_THE REQUEST:_
Go through the data below and copy it exactly, skipping every picture.

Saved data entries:
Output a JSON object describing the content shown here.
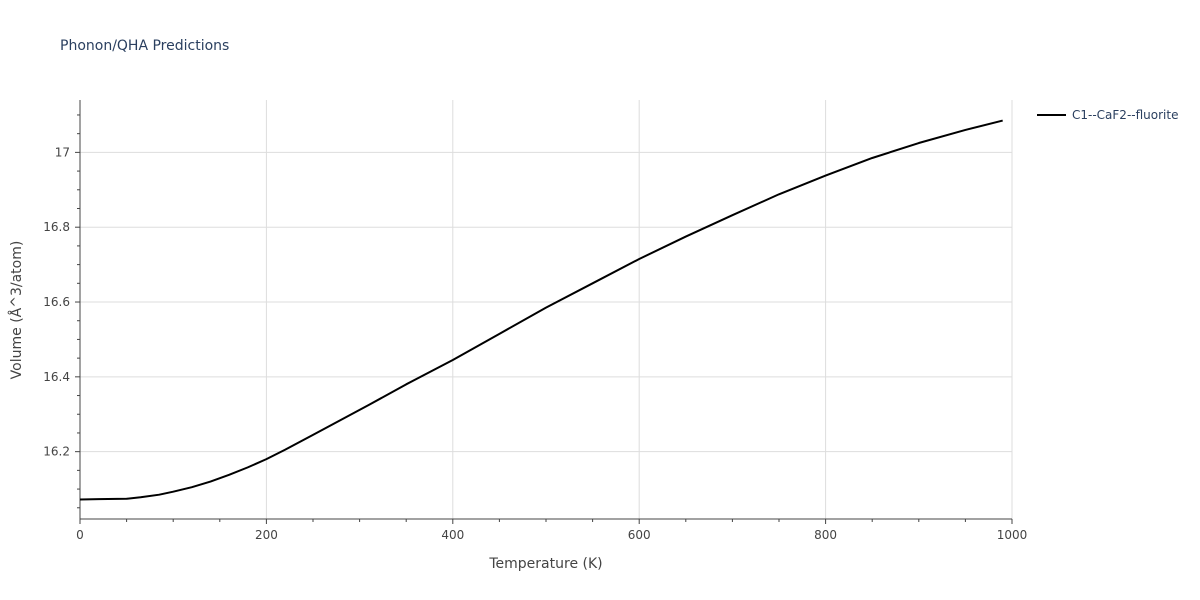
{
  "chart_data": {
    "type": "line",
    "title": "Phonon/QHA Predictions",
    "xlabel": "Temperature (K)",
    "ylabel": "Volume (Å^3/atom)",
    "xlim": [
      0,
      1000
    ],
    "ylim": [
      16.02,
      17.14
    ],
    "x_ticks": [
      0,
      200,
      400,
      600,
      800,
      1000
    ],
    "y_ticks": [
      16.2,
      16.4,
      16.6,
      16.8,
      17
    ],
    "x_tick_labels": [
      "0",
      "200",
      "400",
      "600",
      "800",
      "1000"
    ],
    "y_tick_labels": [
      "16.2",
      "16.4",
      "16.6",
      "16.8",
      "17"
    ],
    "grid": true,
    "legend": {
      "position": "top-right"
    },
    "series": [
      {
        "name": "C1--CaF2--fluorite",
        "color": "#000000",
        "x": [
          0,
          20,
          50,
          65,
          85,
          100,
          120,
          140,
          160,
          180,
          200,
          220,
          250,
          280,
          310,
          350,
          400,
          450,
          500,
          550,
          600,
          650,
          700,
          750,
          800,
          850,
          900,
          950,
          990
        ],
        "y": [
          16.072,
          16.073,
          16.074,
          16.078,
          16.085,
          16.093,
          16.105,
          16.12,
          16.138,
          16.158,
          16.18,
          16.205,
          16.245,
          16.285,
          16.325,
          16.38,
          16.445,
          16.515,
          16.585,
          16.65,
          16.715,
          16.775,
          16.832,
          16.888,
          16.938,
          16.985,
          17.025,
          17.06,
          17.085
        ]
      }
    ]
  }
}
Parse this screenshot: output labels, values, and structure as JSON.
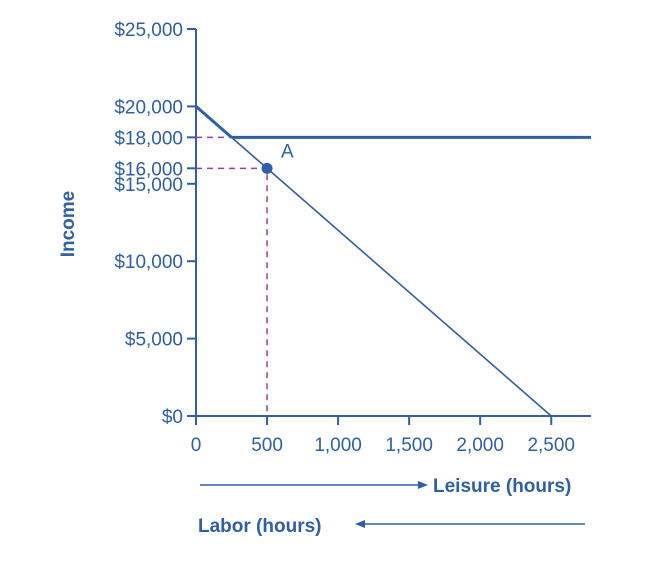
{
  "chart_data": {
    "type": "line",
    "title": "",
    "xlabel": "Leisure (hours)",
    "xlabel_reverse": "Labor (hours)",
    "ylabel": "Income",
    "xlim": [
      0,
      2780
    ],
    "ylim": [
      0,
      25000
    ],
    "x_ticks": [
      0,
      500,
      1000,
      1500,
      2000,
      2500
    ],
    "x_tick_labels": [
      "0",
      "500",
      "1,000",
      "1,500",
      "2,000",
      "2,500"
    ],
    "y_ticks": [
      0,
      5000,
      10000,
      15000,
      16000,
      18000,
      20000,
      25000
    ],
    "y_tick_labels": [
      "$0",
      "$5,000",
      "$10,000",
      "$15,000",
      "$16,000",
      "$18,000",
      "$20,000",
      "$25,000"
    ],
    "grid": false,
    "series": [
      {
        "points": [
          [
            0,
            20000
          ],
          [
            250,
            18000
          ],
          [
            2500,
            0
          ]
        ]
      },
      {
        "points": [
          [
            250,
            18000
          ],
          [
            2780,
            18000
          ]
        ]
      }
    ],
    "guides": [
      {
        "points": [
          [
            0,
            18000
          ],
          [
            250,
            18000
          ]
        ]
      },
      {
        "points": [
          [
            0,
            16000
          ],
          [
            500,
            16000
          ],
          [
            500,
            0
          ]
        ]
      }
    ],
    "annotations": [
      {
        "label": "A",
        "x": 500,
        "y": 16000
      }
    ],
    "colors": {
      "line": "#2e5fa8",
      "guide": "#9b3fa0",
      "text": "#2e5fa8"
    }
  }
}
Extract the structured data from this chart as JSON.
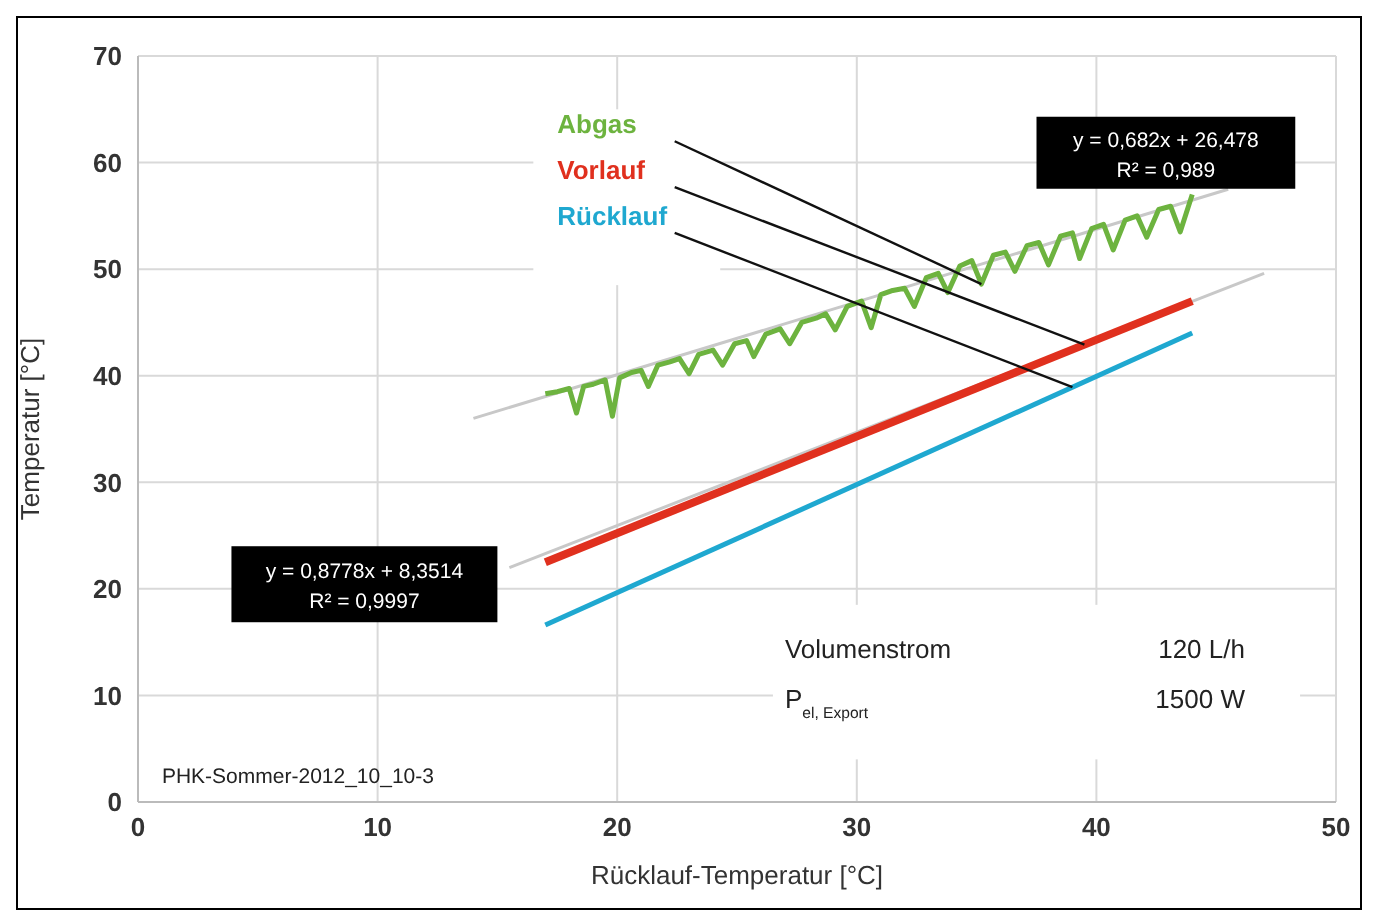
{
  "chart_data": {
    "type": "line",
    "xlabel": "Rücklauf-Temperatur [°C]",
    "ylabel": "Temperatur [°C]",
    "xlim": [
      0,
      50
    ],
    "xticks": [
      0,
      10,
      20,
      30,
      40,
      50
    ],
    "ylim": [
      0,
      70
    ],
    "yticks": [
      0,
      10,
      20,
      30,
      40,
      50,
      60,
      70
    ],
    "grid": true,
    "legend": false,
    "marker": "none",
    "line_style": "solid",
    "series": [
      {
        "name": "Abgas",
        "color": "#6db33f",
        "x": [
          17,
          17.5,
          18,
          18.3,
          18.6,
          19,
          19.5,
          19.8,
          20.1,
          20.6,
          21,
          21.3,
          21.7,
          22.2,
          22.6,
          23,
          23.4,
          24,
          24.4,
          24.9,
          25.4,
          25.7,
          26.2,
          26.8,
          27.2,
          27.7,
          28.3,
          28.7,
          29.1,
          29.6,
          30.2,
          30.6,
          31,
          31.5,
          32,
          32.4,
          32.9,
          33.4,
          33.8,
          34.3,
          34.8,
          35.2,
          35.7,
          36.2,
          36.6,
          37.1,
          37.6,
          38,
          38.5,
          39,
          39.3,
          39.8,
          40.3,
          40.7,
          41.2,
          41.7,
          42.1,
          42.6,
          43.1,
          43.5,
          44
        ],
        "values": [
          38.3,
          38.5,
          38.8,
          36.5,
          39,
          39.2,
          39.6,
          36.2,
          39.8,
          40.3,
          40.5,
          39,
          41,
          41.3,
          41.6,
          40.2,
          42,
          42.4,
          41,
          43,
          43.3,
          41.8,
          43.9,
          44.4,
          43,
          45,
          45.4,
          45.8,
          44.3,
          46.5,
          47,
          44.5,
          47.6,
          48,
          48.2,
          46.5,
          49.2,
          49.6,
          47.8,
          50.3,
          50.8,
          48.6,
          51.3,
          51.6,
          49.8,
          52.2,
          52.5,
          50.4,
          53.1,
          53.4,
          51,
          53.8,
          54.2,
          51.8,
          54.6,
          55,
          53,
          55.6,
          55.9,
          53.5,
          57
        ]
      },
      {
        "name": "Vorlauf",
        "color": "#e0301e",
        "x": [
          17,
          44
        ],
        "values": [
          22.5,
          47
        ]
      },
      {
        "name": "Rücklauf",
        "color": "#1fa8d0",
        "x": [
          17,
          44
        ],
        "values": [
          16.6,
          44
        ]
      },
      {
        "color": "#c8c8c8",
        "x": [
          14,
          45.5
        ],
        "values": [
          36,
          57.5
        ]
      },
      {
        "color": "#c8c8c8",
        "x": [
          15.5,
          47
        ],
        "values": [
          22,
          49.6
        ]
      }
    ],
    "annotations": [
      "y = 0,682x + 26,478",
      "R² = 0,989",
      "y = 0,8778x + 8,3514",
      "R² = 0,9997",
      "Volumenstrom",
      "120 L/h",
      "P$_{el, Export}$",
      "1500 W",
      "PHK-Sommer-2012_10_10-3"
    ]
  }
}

_EXPECTED ANSWER:_
Output a JSON object describing the content shown here.
{
  "chart_data": {
    "type": "line",
    "title": "Phonon/QHA Predictions",
    "xlabel": "Temperature (K)",
    "ylabel": "Volume (Å^3/atom)",
    "xlim": [
      0,
      1000
    ],
    "ylim": [
      16.02,
      17.14
    ],
    "x_ticks": [
      0,
      200,
      400,
      600,
      800,
      1000
    ],
    "y_ticks": [
      16.2,
      16.4,
      16.6,
      16.8,
      17
    ],
    "x_tick_labels": [
      "0",
      "200",
      "400",
      "600",
      "800",
      "1000"
    ],
    "y_tick_labels": [
      "16.2",
      "16.4",
      "16.6",
      "16.8",
      "17"
    ],
    "grid": true,
    "legend": {
      "position": "top-right"
    },
    "series": [
      {
        "name": "C1--CaF2--fluorite",
        "color": "#000000",
        "x": [
          0,
          20,
          50,
          65,
          85,
          100,
          120,
          140,
          160,
          180,
          200,
          220,
          250,
          280,
          310,
          350,
          400,
          450,
          500,
          550,
          600,
          650,
          700,
          750,
          800,
          850,
          900,
          950,
          990
        ],
        "y": [
          16.072,
          16.073,
          16.074,
          16.078,
          16.085,
          16.093,
          16.105,
          16.12,
          16.138,
          16.158,
          16.18,
          16.205,
          16.245,
          16.285,
          16.325,
          16.38,
          16.445,
          16.515,
          16.585,
          16.65,
          16.715,
          16.775,
          16.832,
          16.888,
          16.938,
          16.985,
          17.025,
          17.06,
          17.085
        ]
      }
    ]
  }
}
Parse this screenshot: output labels, values, and structure as JSON.
{
  "chart_data": {
    "type": "line",
    "title": "",
    "xlabel": "Leisure (hours)",
    "xlabel_reverse": "Labor (hours)",
    "ylabel": "Income",
    "xlim": [
      0,
      2780
    ],
    "ylim": [
      0,
      25000
    ],
    "x_ticks": [
      0,
      500,
      1000,
      1500,
      2000,
      2500
    ],
    "x_tick_labels": [
      "0",
      "500",
      "1,000",
      "1,500",
      "2,000",
      "2,500"
    ],
    "y_ticks": [
      0,
      5000,
      10000,
      15000,
      16000,
      18000,
      20000,
      25000
    ],
    "y_tick_labels": [
      "$0",
      "$5,000",
      "$10,000",
      "$15,000",
      "$16,000",
      "$18,000",
      "$20,000",
      "$25,000"
    ],
    "grid": false,
    "series": [
      {
        "points": [
          [
            0,
            20000
          ],
          [
            250,
            18000
          ],
          [
            2500,
            0
          ]
        ]
      },
      {
        "points": [
          [
            250,
            18000
          ],
          [
            2780,
            18000
          ]
        ]
      }
    ],
    "guides": [
      {
        "points": [
          [
            0,
            18000
          ],
          [
            250,
            18000
          ]
        ]
      },
      {
        "points": [
          [
            0,
            16000
          ],
          [
            500,
            16000
          ],
          [
            500,
            0
          ]
        ]
      }
    ],
    "annotations": [
      {
        "label": "A",
        "x": 500,
        "y": 16000
      }
    ],
    "colors": {
      "line": "#2e5fa8",
      "guide": "#9b3fa0",
      "text": "#2e5fa8"
    }
  }
}
Extract the structured data from this chart as JSON.
{
  "chart_data": {
    "type": "line",
    "xlabel": "Rücklauf-Temperatur [°C]",
    "ylabel": "Temperatur [°C]",
    "xlim": [
      0,
      50
    ],
    "xticks": [
      0,
      10,
      20,
      30,
      40,
      50
    ],
    "ylim": [
      0,
      70
    ],
    "yticks": [
      0,
      10,
      20,
      30,
      40,
      50,
      60,
      70
    ],
    "grid": true,
    "legend": false,
    "marker": "none",
    "line_style": "solid",
    "series": [
      {
        "name": "Abgas",
        "color": "#6db33f",
        "x": [
          17,
          17.5,
          18,
          18.3,
          18.6,
          19,
          19.5,
          19.8,
          20.1,
          20.6,
          21,
          21.3,
          21.7,
          22.2,
          22.6,
          23,
          23.4,
          24,
          24.4,
          24.9,
          25.4,
          25.7,
          26.2,
          26.8,
          27.2,
          27.7,
          28.3,
          28.7,
          29.1,
          29.6,
          30.2,
          30.6,
          31,
          31.5,
          32,
          32.4,
          32.9,
          33.4,
          33.8,
          34.3,
          34.8,
          35.2,
          35.7,
          36.2,
          36.6,
          37.1,
          37.6,
          38,
          38.5,
          39,
          39.3,
          39.8,
          40.3,
          40.7,
          41.2,
          41.7,
          42.1,
          42.6,
          43.1,
          43.5,
          44
        ],
        "values": [
          38.3,
          38.5,
          38.8,
          36.5,
          39,
          39.2,
          39.6,
          36.2,
          39.8,
          40.3,
          40.5,
          39,
          41,
          41.3,
          41.6,
          40.2,
          42,
          42.4,
          41,
          43,
          43.3,
          41.8,
          43.9,
          44.4,
          43,
          45,
          45.4,
          45.8,
          44.3,
          46.5,
          47,
          44.5,
          47.6,
          48,
          48.2,
          46.5,
          49.2,
          49.6,
          47.8,
          50.3,
          50.8,
          48.6,
          51.3,
          51.6,
          49.8,
          52.2,
          52.5,
          50.4,
          53.1,
          53.4,
          51,
          53.8,
          54.2,
          51.8,
          54.6,
          55,
          53,
          55.6,
          55.9,
          53.5,
          57
        ]
      },
      {
        "name": "Vorlauf",
        "color": "#e0301e",
        "x": [
          17,
          44
        ],
        "values": [
          22.5,
          47
        ]
      },
      {
        "name": "Rücklauf",
        "color": "#1fa8d0",
        "x": [
          17,
          44
        ],
        "values": [
          16.6,
          44
        ]
      },
      {
        "color": "#c8c8c8",
        "x": [
          14,
          45.5
        ],
        "values": [
          36,
          57.5
        ]
      },
      {
        "color": "#c8c8c8",
        "x": [
          15.5,
          47
        ],
        "values": [
          22,
          49.6
        ]
      }
    ],
    "annotations": [
      "y = 0,682x + 26,478",
      "R² = 0,989",
      "y = 0,8778x + 8,3514",
      "R² = 0,9997",
      "Volumenstrom",
      "120 L/h",
      "P$_{el, Export}$",
      "1500 W",
      "PHK-Sommer-2012_10_10-3"
    ]
  }
}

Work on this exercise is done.